(Stored data)
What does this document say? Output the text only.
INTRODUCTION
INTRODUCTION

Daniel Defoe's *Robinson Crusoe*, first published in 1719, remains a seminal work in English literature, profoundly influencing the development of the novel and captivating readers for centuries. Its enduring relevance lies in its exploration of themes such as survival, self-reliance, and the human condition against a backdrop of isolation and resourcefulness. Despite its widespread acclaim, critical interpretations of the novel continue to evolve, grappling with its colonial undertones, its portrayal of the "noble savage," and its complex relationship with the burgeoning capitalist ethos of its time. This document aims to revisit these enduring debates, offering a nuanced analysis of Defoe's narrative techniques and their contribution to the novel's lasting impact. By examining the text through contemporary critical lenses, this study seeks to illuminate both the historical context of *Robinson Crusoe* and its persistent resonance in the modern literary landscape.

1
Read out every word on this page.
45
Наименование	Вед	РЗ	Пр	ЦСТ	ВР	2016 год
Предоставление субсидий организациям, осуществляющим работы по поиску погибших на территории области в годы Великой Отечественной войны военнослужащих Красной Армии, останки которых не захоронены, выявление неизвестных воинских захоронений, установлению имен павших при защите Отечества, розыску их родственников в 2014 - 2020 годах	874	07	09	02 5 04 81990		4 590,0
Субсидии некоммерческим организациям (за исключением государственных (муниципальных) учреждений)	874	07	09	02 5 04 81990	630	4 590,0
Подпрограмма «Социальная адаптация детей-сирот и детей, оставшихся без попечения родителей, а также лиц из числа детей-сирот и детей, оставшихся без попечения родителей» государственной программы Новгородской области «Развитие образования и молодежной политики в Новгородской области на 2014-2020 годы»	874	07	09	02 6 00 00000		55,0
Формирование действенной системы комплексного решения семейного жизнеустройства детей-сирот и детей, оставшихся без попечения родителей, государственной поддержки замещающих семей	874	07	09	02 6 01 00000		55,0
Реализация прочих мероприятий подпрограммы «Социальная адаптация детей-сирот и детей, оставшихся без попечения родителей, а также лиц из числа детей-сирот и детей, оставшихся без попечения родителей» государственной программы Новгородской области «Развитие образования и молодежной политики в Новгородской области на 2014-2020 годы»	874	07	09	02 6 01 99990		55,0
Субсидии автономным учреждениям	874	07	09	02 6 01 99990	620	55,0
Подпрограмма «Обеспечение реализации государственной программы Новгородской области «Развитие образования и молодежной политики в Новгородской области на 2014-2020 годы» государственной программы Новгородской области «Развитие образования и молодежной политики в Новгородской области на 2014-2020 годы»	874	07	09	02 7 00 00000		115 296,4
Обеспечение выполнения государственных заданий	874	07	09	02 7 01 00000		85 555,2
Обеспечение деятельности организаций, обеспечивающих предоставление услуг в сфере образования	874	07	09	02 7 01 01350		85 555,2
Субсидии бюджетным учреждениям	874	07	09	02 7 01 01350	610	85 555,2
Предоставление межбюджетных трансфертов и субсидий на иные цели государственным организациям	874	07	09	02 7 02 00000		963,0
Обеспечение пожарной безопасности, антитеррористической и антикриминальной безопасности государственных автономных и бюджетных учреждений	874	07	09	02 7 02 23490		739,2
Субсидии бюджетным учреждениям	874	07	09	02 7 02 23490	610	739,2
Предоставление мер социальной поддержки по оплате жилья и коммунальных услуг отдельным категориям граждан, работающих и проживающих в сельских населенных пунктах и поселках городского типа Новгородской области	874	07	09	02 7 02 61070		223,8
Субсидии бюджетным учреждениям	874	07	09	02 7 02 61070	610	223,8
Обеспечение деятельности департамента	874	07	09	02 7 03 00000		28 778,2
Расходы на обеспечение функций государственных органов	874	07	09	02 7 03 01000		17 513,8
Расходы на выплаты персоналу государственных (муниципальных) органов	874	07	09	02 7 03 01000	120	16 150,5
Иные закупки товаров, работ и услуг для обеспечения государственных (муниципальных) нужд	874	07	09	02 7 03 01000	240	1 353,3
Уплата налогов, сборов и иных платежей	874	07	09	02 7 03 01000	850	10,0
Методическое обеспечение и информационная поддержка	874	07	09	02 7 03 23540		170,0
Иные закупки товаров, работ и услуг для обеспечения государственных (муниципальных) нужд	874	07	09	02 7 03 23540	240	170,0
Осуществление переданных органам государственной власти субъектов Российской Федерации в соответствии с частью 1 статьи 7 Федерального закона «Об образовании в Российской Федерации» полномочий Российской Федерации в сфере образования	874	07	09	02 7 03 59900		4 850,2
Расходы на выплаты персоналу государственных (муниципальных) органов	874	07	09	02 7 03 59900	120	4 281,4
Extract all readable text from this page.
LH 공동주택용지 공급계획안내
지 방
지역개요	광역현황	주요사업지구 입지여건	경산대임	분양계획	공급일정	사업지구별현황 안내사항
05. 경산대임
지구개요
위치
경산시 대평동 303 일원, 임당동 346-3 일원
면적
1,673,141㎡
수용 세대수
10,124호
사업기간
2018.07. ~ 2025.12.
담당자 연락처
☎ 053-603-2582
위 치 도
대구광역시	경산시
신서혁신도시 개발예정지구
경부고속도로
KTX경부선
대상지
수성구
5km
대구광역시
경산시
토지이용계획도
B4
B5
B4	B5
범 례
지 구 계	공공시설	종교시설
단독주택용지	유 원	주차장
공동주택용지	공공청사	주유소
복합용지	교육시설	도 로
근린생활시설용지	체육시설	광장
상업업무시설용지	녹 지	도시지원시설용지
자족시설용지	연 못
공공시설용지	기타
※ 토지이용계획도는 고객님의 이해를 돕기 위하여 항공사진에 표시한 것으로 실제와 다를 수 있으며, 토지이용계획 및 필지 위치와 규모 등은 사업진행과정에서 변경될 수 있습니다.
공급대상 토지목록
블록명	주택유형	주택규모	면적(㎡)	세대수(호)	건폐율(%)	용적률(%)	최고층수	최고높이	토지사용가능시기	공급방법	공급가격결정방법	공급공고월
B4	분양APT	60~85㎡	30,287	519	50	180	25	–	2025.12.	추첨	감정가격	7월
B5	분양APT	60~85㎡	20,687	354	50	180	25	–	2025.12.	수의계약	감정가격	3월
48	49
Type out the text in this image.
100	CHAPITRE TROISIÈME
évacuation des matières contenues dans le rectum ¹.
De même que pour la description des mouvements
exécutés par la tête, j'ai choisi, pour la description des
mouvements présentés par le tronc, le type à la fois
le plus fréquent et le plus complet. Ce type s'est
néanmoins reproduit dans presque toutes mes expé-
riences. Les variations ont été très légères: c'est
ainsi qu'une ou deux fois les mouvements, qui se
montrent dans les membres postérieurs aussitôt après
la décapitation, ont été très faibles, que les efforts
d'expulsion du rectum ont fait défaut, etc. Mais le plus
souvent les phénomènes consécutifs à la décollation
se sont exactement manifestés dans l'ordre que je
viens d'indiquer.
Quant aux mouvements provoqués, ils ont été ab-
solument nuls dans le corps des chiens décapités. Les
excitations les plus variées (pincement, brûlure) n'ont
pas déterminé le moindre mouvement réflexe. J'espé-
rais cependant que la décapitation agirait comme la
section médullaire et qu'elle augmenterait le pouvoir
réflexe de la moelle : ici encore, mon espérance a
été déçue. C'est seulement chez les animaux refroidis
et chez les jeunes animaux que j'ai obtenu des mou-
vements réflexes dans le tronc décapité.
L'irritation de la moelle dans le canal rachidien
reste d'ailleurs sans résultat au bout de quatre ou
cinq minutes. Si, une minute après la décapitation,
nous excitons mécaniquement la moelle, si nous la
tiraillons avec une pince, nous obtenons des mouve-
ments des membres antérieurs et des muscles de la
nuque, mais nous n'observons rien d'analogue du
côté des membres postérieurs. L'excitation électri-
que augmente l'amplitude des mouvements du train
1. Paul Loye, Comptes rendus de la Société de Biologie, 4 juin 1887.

▸ **What the task asks**
Retype every entry word for word.

▸ **Reply**
What does this document say? Output the text only.
INTRODUCTION
INTRODUCTION

Daniel Defoe's *Robinson Crusoe*, first published in 1719, remains a seminal work in English literature, profoundly influencing the development of the novel and captivating readers for centuries. Its enduring relevance lies in its exploration of themes such as survival, self-reliance, and the human condition against a backdrop of isolation and resourcefulness. Despite its widespread acclaim, critical interpretations of the novel continue to evolve, grappling with its colonial undertones, its portrayal of the "noble savage," and its complex relationship with the burgeoning capitalist ethos of its time. This document aims to revisit these enduring debates, offering a nuanced analysis of Defoe's narrative techniques and their contribution to the novel's lasting impact. By examining the text through contemporary critical lenses, this study seeks to illuminate both the historical context of *Robinson Crusoe* and its persistent resonance in the modern literary landscape.

1
Read out every word on this page.
45
Наименование	Вед	РЗ	Пр	ЦСТ	ВР	2016 год
Предоставление субсидий организациям, осуществляющим работы по поиску погибших на территории области в годы Великой Отечественной войны военнослужащих Красной Армии, останки которых не захоронены, выявление неизвестных воинских захоронений, установлению имен павших при защите Отечества, розыску их родственников в 2014 - 2020 годах	874	07	09	02 5 04 81990		4 590,0
Субсидии некоммерческим организациям (за исключением государственных (муниципальных) учреждений)	874	07	09	02 5 04 81990	630	4 590,0
Подпрограмма «Социальная адаптация детей-сирот и детей, оставшихся без попечения родителей, а также лиц из числа детей-сирот и детей, оставшихся без попечения родителей» государственной программы Новгородской области «Развитие образования и молодежной политики в Новгородской области на 2014-2020 годы»	874	07	09	02 6 00 00000		55,0
Формирование действенной системы комплексного решения семейного жизнеустройства детей-сирот и детей, оставшихся без попечения родителей, государственной поддержки замещающих семей	874	07	09	02 6 01 00000		55,0
Реализация прочих мероприятий подпрограммы «Социальная адаптация детей-сирот и детей, оставшихся без попечения родителей, а также лиц из числа детей-сирот и детей, оставшихся без попечения родителей» государственной программы Новгородской области «Развитие образования и молодежной политики в Новгородской области на 2014-2020 годы»	874	07	09	02 6 01 99990		55,0
Субсидии автономным учреждениям	874	07	09	02 6 01 99990	620	55,0
Подпрограмма «Обеспечение реализации государственной программы Новгородской области «Развитие образования и молодежной политики в Новгородской области на 2014-2020 годы» государственной программы Новгородской области «Развитие образования и молодежной политики в Новгородской области на 2014-2020 годы»	874	07	09	02 7 00 00000		115 296,4
Обеспечение выполнения государственных заданий	874	07	09	02 7 01 00000		85 555,2
Обеспечение деятельности организаций, обеспечивающих предоставление услуг в сфере образования	874	07	09	02 7 01 01350		85 555,2
Субсидии бюджетным учреждениям	874	07	09	02 7 01 01350	610	85 555,2
Предоставление межбюджетных трансфертов и субсидий на иные цели государственным организациям	874	07	09	02 7 02 00000		963,0
Обеспечение пожарной безопасности, антитеррористической и антикриминальной безопасности государственных автономных и бюджетных учреждений	874	07	09	02 7 02 23490		739,2
Субсидии бюджетным учреждениям	874	07	09	02 7 02 23490	610	739,2
Предоставление мер социальной поддержки по оплате жилья и коммунальных услуг отдельным категориям граждан, работающих и проживающих в сельских населенных пунктах и поселках городского типа Новгородской области	874	07	09	02 7 02 61070		223,8
Субсидии бюджетным учреждениям	874	07	09	02 7 02 61070	610	223,8
Обеспечение деятельности департамента	874	07	09	02 7 03 00000		28 778,2
Расходы на обеспечение функций государственных органов	874	07	09	02 7 03 01000		17 513,8
Расходы на выплаты персоналу государственных (муниципальных) органов	874	07	09	02 7 03 01000	120	16 150,5
Иные закупки товаров, работ и услуг для обеспечения государственных (муниципальных) нужд	874	07	09	02 7 03 01000	240	1 353,3
Уплата налогов, сборов и иных платежей	874	07	09	02 7 03 01000	850	10,0
Методическое обеспечение и информационная поддержка	874	07	09	02 7 03 23540		170,0
Иные закупки товаров, работ и услуг для обеспечения государственных (муниципальных) нужд	874	07	09	02 7 03 23540	240	170,0
Осуществление переданных органам государственной власти субъектов Российской Федерации в соответствии с частью 1 статьи 7 Федерального закона «Об образовании в Российской Федерации» полномочий Российской Федерации в сфере образования	874	07	09	02 7 03 59900		4 850,2
Расходы на выплаты персоналу государственных (муниципальных) органов	874	07	09	02 7 03 59900	120	4 281,4
Extract all readable text from this page.
LH 공동주택용지 공급계획안내
지 방
지역개요	광역현황	주요사업지구 입지여건	경산대임	분양계획	공급일정	사업지구별현황 안내사항
05. 경산대임
지구개요
위치
경산시 대평동 303 일원, 임당동 346-3 일원
면적
1,673,141㎡
수용 세대수
10,124호
사업기간
2018.07. ~ 2025.12.
담당자 연락처
☎ 053-603-2582
위 치 도
대구광역시	경산시
신서혁신도시 개발예정지구
경부고속도로
KTX경부선
대상지
수성구
5km
대구광역시
경산시
토지이용계획도
B4
B5
B4	B5
범 례
지 구 계	공공시설	종교시설
단독주택용지	유 원	주차장
공동주택용지	공공청사	주유소
복합용지	교육시설	도 로
근린생활시설용지	체육시설	광장
상업업무시설용지	녹 지	도시지원시설용지
자족시설용지	연 못
공공시설용지	기타
※ 토지이용계획도는 고객님의 이해를 돕기 위하여 항공사진에 표시한 것으로 실제와 다를 수 있으며, 토지이용계획 및 필지 위치와 규모 등은 사업진행과정에서 변경될 수 있습니다.
공급대상 토지목록
블록명	주택유형	주택규모	면적(㎡)	세대수(호)	건폐율(%)	용적률(%)	최고층수	최고높이	토지사용가능시기	공급방법	공급가격결정방법	공급공고월
B4	분양APT	60~85㎡	30,287	519	50	180	25	–	2025.12.	추첨	감정가격	7월
B5	분양APT	60~85㎡	20,687	354	50	180	25	–	2025.12.	수의계약	감정가격	3월
48	49
Type out the text in this image.
100	CHAPITRE TROISIÈME
évacuation des matières contenues dans le rectum ¹.
De même que pour la description des mouvements
exécutés par la tête, j'ai choisi, pour la description des
mouvements présentés par le tronc, le type à la fois
le plus fréquent et le plus complet. Ce type s'est
néanmoins reproduit dans presque toutes mes expé-
riences. Les variations ont été très légères: c'est
ainsi qu'une ou deux fois les mouvements, qui se
montrent dans les membres postérieurs aussitôt après
la décapitation, ont été très faibles, que les efforts
d'expulsion du rectum ont fait défaut, etc. Mais le plus
souvent les phénomènes consécutifs à la décollation
se sont exactement manifestés dans l'ordre que je
viens d'indiquer.
Quant aux mouvements provoqués, ils ont été ab-
solument nuls dans le corps des chiens décapités. Les
excitations les plus variées (pincement, brûlure) n'ont
pas déterminé le moindre mouvement réflexe. J'espé-
rais cependant que la décapitation agirait comme la
section médullaire et qu'elle augmenterait le pouvoir
réflexe de la moelle : ici encore, mon espérance a
été déçue. C'est seulement chez les animaux refroidis
et chez les jeunes animaux que j'ai obtenu des mou-
vements réflexes dans le tronc décapité.
L'irritation de la moelle dans le canal rachidien
reste d'ailleurs sans résultat au bout de quatre ou
cinq minutes. Si, une minute après la décapitation,
nous excitons mécaniquement la moelle, si nous la
tiraillons avec une pince, nous obtenons des mouve-
ments des membres antérieurs et des muscles de la
nuque, mais nous n'observons rien d'analogue du
côté des membres postérieurs. L'excitation électri-
que augmente l'amplitude des mouvements du train
1. Paul Loye, Comptes rendus de la Société de Biologie, 4 juin 1887.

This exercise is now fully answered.